** start of Available records **

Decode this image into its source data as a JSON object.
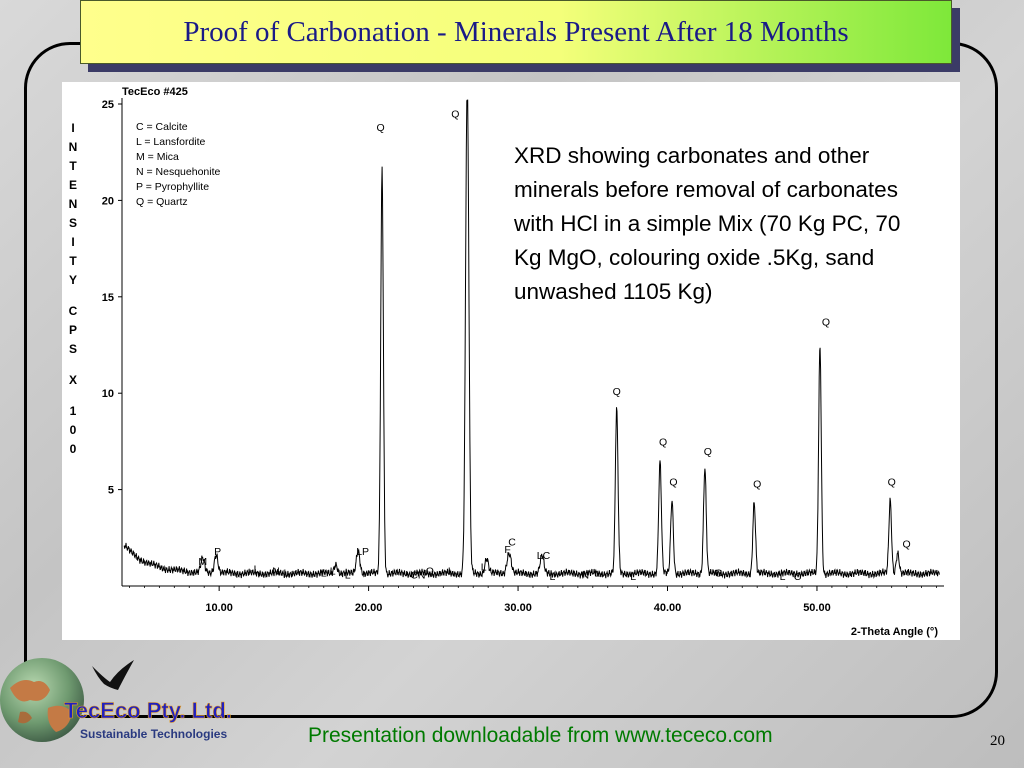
{
  "slide": {
    "title": "Proof of Carbonation - Minerals Present After 18 Months",
    "annotation": "XRD showing carbonates and other minerals before removal of carbonates with HCl in a simple Mix (70 Kg PC, 70 Kg MgO, colouring oxide .5Kg, sand unwashed 1105 Kg)",
    "footer": "Presentation downloadable from www.tececo.com",
    "slide_number": "20"
  },
  "logo": {
    "company": "TecEco Pty. Ltd.",
    "tagline": "Sustainable Technologies",
    "icons": [
      "globe-icon",
      "bird-icon"
    ]
  },
  "chart_data": {
    "type": "line",
    "sample": "TecEco #425",
    "xlabel": "2-Theta Angle (°)",
    "ylabel_letters": [
      "I",
      "N",
      "T",
      "E",
      "N",
      "S",
      "I",
      "T",
      "Y",
      "C",
      "P",
      "S",
      "X",
      "1",
      "0",
      "0"
    ],
    "xlim": [
      3.5,
      58.5
    ],
    "ylim": [
      0,
      25
    ],
    "x_ticks": [
      10,
      20,
      30,
      40,
      50
    ],
    "x_tick_labels": [
      "10.00",
      "20.00",
      "30.00",
      "40.00",
      "50.00"
    ],
    "y_ticks": [
      5,
      10,
      15,
      20,
      25
    ],
    "y_tick_labels": [
      "5",
      "10",
      "15",
      "20",
      "25"
    ],
    "legend": [
      "C = Calcite",
      "L = Lansfordite",
      "M = Mica",
      "N = Nesquehonite",
      "P = Pyrophyllite",
      "Q = Quartz"
    ],
    "legend_position": "top-left",
    "peaks": [
      {
        "x": 8.9,
        "y": 0.7,
        "w": 0.12
      },
      {
        "x": 9.8,
        "y": 1.0,
        "w": 0.12
      },
      {
        "x": 17.8,
        "y": 0.5,
        "w": 0.12
      },
      {
        "x": 19.3,
        "y": 1.2,
        "w": 0.12
      },
      {
        "x": 20.9,
        "y": 21.0,
        "w": 0.09
      },
      {
        "x": 26.6,
        "y": 25.5,
        "w": 0.11
      },
      {
        "x": 27.9,
        "y": 0.8,
        "w": 0.12
      },
      {
        "x": 29.4,
        "y": 1.1,
        "w": 0.14
      },
      {
        "x": 31.6,
        "y": 0.9,
        "w": 0.12
      },
      {
        "x": 36.6,
        "y": 8.5,
        "w": 0.09
      },
      {
        "x": 39.5,
        "y": 5.8,
        "w": 0.09
      },
      {
        "x": 40.3,
        "y": 3.8,
        "w": 0.09
      },
      {
        "x": 42.5,
        "y": 5.5,
        "w": 0.09
      },
      {
        "x": 45.8,
        "y": 3.7,
        "w": 0.09
      },
      {
        "x": 50.2,
        "y": 11.8,
        "w": 0.09
      },
      {
        "x": 54.9,
        "y": 3.8,
        "w": 0.09
      },
      {
        "x": 55.4,
        "y": 1.1,
        "w": 0.1
      }
    ],
    "peak_labels": [
      {
        "text": "M",
        "x": 8.9,
        "y": 1.1
      },
      {
        "text": "P",
        "x": 9.9,
        "y": 1.6
      },
      {
        "text": "L",
        "x": 12.5,
        "y": 0.7
      },
      {
        "text": "N",
        "x": 13.8,
        "y": 0.6
      },
      {
        "text": "L",
        "x": 14.5,
        "y": 0.5
      },
      {
        "text": "L",
        "x": 17.0,
        "y": 0.5
      },
      {
        "text": "L",
        "x": 17.6,
        "y": 0.6
      },
      {
        "text": "L",
        "x": 18.6,
        "y": 0.4
      },
      {
        "text": "LP",
        "x": 19.6,
        "y": 1.6
      },
      {
        "text": "Q",
        "x": 20.8,
        "y": 23.6
      },
      {
        "text": "CN",
        "x": 23.3,
        "y": 0.4
      },
      {
        "text": "Q",
        "x": 24.1,
        "y": 0.6
      },
      {
        "text": "L",
        "x": 25.5,
        "y": 0.6
      },
      {
        "text": "Q",
        "x": 25.8,
        "y": 24.3
      },
      {
        "text": "L",
        "x": 27.7,
        "y": 0.8
      },
      {
        "text": "F",
        "x": 29.3,
        "y": 1.7
      },
      {
        "text": "C",
        "x": 29.6,
        "y": 2.1
      },
      {
        "text": "LC",
        "x": 31.7,
        "y": 1.4
      },
      {
        "text": "L",
        "x": 32.3,
        "y": 0.3
      },
      {
        "text": "N",
        "x": 34.5,
        "y": 0.4
      },
      {
        "text": "L",
        "x": 35.3,
        "y": 0.5
      },
      {
        "text": "L",
        "x": 37.7,
        "y": 0.3
      },
      {
        "text": "Q",
        "x": 36.6,
        "y": 9.9
      },
      {
        "text": "Q",
        "x": 39.7,
        "y": 7.3
      },
      {
        "text": "Q",
        "x": 40.4,
        "y": 5.2
      },
      {
        "text": "Q",
        "x": 42.7,
        "y": 6.8
      },
      {
        "text": "C",
        "x": 43.4,
        "y": 0.5
      },
      {
        "text": "Q",
        "x": 46.0,
        "y": 5.1
      },
      {
        "text": "L",
        "x": 47.7,
        "y": 0.3
      },
      {
        "text": "C",
        "x": 48.7,
        "y": 0.3
      },
      {
        "text": "Q",
        "x": 50.6,
        "y": 13.5
      },
      {
        "text": "Q",
        "x": 55.0,
        "y": 5.2
      },
      {
        "text": "Q",
        "x": 56.0,
        "y": 2.0
      }
    ]
  }
}
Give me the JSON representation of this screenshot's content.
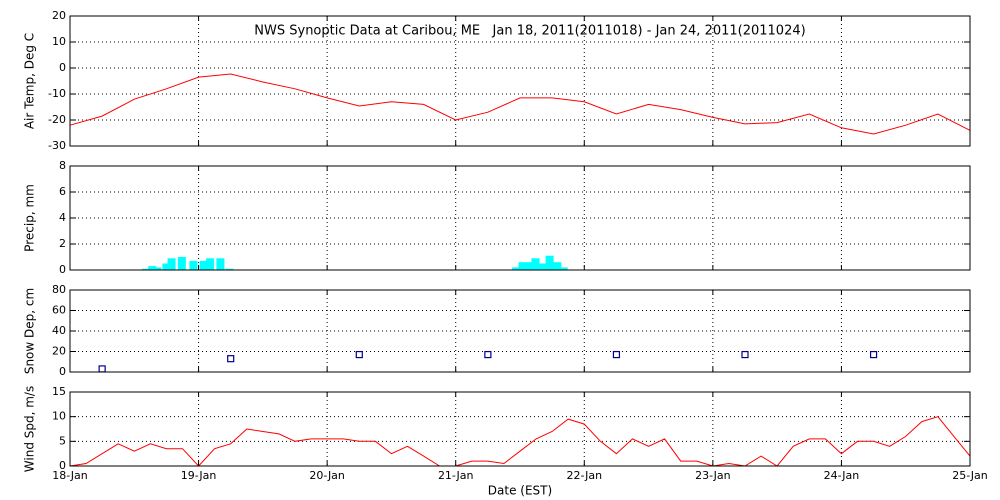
{
  "chart_data": [
    {
      "type": "line",
      "title": "NWS Synoptic Data at Caribou, ME   Jan 18, 2011(2011018) - Jan 24, 2011(2011024)",
      "ylabel": "Air Temp, Deg C",
      "color": "#ff0000",
      "x": [
        0,
        0.25,
        0.5,
        0.75,
        1,
        1.25,
        1.5,
        1.75,
        2,
        2.25,
        2.5,
        2.75,
        3,
        3.25,
        3.5,
        3.75,
        4,
        4.25,
        4.5,
        4.75,
        5,
        5.25,
        5.5,
        5.75,
        6,
        6.25,
        6.5,
        6.75,
        7
      ],
      "values": [
        -22,
        -18.5,
        -12,
        -8,
        -3.5,
        -2.3,
        -5.4,
        -8,
        -11.5,
        -14.6,
        -13,
        -14,
        -20,
        -17,
        -11.5,
        -11.5,
        -13,
        -17.7,
        -14,
        -16,
        -19,
        -21.5,
        -21,
        -17.7,
        -23,
        -25.4,
        -22,
        -17.7,
        -24
      ],
      "xlim": [
        0,
        7
      ],
      "xticks": [
        0,
        1,
        2,
        3,
        4,
        5,
        6,
        7
      ],
      "ylim": [
        -30,
        20
      ],
      "yticks": [
        -30,
        -20,
        -10,
        0,
        10,
        20
      ],
      "grid": true
    },
    {
      "type": "bar",
      "ylabel": "Precip, mm",
      "color": "#00ffff",
      "x": [
        0.59,
        0.64,
        0.68,
        0.75,
        0.79,
        0.87,
        0.96,
        1.04,
        1.09,
        1.17,
        1.24,
        3.47,
        3.52,
        3.58,
        3.62,
        3.67,
        3.73,
        3.79,
        3.84
      ],
      "values": [
        0.1,
        0.3,
        0.2,
        0.5,
        0.9,
        1.0,
        0.7,
        0.7,
        0.9,
        0.9,
        0.1,
        0.2,
        0.6,
        0.6,
        0.9,
        0.5,
        1.1,
        0.6,
        0.2
      ],
      "xlim": [
        0,
        7
      ],
      "xticks": [
        0,
        1,
        2,
        3,
        4,
        5,
        6,
        7
      ],
      "ylim": [
        0,
        8
      ],
      "yticks": [
        0,
        2,
        4,
        6,
        8
      ],
      "grid": true
    },
    {
      "type": "scatter",
      "ylabel": "Snow Dep, cm",
      "color": "#00008b",
      "x": [
        0.25,
        1.25,
        2.25,
        3.25,
        4.25,
        5.25,
        6.25
      ],
      "values": [
        3,
        13,
        17,
        17,
        17,
        17,
        17
      ],
      "xlim": [
        0,
        7
      ],
      "xticks": [
        0,
        1,
        2,
        3,
        4,
        5,
        6,
        7
      ],
      "ylim": [
        0,
        80
      ],
      "yticks": [
        0,
        20,
        40,
        60,
        80
      ],
      "grid": true
    },
    {
      "type": "line",
      "ylabel": "Wind Spd, m/s",
      "xlabel": "Date (EST)",
      "color": "#ff0000",
      "x": [
        0,
        0.125,
        0.25,
        0.375,
        0.5,
        0.625,
        0.75,
        0.875,
        1,
        1.125,
        1.25,
        1.375,
        1.5,
        1.625,
        1.75,
        1.875,
        2,
        2.125,
        2.25,
        2.375,
        2.5,
        2.625,
        2.75,
        2.875,
        3,
        3.125,
        3.25,
        3.375,
        3.5,
        3.625,
        3.75,
        3.875,
        4,
        4.125,
        4.25,
        4.375,
        4.5,
        4.625,
        4.75,
        4.875,
        5,
        5.125,
        5.25,
        5.375,
        5.5,
        5.625,
        5.75,
        5.875,
        6,
        6.125,
        6.25,
        6.375,
        6.5,
        6.625,
        6.75,
        6.875,
        7
      ],
      "values": [
        0,
        0.5,
        2.5,
        4.5,
        3,
        4.5,
        3.5,
        3.5,
        0,
        3.5,
        4.5,
        7.5,
        7,
        6.5,
        5,
        5.5,
        5.5,
        5.5,
        5,
        5,
        2.5,
        4,
        2,
        0,
        0,
        1,
        1,
        0.5,
        3,
        5.5,
        7,
        9.5,
        8.5,
        5,
        2.5,
        5.5,
        4,
        5.5,
        1,
        1,
        0,
        0.5,
        0,
        2,
        0,
        4,
        5.5,
        5.5,
        2.5,
        5,
        5,
        4,
        6,
        9,
        10,
        6,
        2
      ],
      "xlim": [
        0,
        7
      ],
      "xticks": [
        {
          "value": 0,
          "label": "18-Jan"
        },
        {
          "value": 1,
          "label": "19-Jan"
        },
        {
          "value": 2,
          "label": "20-Jan"
        },
        {
          "value": 3,
          "label": "21-Jan"
        },
        {
          "value": 4,
          "label": "22-Jan"
        },
        {
          "value": 5,
          "label": "23-Jan"
        },
        {
          "value": 6,
          "label": "24-Jan"
        },
        {
          "value": 7,
          "label": "25-Jan"
        }
      ],
      "ylim": [
        0,
        15
      ],
      "yticks": [
        0,
        5,
        10,
        15
      ],
      "grid": true
    }
  ]
}
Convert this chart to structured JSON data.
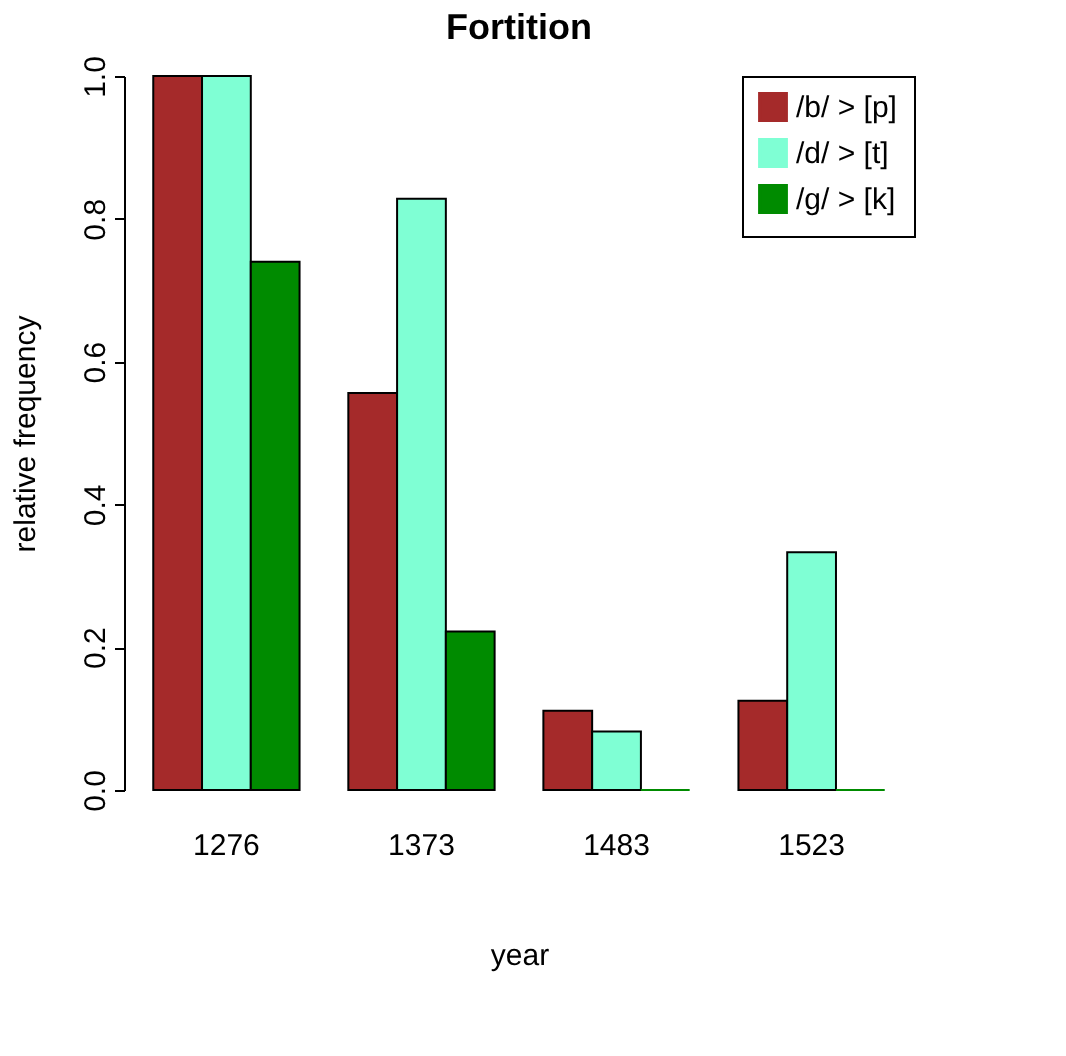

** end of Available records **

*Required task:* Pull out every line in the data above that has the word "color".

*Output of the task:*
      "color": "#ff0000",
      "color": "#00ffff",
      "color": "#00008b",
      "color": "#ff0000",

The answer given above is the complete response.